— Direction —
Check each line of the records below and collect those that include the word "structured".

— Stored data —
• • •

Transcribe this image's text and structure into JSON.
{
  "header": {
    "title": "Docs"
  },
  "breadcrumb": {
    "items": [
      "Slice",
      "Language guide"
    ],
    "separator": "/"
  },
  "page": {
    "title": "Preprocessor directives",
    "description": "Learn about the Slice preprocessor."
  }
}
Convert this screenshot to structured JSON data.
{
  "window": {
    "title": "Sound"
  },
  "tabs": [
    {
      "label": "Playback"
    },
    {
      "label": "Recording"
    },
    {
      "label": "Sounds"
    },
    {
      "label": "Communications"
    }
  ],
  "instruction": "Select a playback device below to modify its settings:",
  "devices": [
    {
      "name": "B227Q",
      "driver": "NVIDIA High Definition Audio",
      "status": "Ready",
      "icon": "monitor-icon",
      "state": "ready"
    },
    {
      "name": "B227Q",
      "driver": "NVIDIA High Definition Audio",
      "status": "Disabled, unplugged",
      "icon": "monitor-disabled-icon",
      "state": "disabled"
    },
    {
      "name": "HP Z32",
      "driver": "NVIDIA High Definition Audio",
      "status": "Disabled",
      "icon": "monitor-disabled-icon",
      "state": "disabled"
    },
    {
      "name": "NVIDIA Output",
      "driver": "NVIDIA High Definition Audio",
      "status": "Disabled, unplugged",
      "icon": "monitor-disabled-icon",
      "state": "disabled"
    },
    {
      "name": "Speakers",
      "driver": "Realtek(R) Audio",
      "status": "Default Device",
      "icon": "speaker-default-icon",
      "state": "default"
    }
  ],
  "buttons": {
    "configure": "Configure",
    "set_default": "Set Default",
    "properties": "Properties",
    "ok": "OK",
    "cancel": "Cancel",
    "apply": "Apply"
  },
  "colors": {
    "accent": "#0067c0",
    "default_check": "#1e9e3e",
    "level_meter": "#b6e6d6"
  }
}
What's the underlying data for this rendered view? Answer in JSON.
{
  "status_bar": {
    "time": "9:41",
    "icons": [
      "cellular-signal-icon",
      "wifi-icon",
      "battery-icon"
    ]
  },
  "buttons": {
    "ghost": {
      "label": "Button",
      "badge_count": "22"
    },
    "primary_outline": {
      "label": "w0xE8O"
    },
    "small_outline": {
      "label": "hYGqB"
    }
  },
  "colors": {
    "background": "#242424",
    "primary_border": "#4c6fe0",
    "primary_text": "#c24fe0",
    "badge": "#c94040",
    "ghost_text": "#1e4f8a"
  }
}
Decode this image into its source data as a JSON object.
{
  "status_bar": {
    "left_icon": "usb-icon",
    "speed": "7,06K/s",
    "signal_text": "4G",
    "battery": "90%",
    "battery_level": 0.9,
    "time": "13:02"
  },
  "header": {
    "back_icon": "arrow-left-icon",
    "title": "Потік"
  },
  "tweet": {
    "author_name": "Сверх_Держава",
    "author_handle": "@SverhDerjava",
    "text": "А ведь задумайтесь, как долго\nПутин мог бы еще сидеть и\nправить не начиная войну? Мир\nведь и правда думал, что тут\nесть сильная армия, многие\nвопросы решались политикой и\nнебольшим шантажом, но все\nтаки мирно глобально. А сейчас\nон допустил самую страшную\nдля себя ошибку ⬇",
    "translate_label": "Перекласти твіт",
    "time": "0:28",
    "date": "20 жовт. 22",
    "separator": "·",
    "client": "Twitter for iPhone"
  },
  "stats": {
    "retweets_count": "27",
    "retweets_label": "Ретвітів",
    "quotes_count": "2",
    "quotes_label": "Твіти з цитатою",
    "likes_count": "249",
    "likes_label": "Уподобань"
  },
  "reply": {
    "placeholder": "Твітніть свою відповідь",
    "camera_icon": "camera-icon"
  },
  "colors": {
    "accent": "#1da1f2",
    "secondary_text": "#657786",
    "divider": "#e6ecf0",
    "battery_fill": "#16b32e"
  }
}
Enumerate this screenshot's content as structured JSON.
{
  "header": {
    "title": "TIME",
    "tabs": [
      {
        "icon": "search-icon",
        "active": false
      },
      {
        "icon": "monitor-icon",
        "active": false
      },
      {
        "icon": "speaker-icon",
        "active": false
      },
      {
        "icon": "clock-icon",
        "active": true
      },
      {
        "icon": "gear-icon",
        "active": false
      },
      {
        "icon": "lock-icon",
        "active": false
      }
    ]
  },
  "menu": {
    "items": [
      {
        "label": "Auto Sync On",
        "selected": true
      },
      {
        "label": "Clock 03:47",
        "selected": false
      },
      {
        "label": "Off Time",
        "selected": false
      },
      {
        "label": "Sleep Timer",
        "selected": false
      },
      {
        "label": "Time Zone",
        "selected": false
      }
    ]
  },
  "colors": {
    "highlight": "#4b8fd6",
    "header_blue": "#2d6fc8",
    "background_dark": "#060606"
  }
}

• • •

— Full solution —
Convert this screenshot to structured JSON data.
Enumerate this screenshot's content as structured JSON.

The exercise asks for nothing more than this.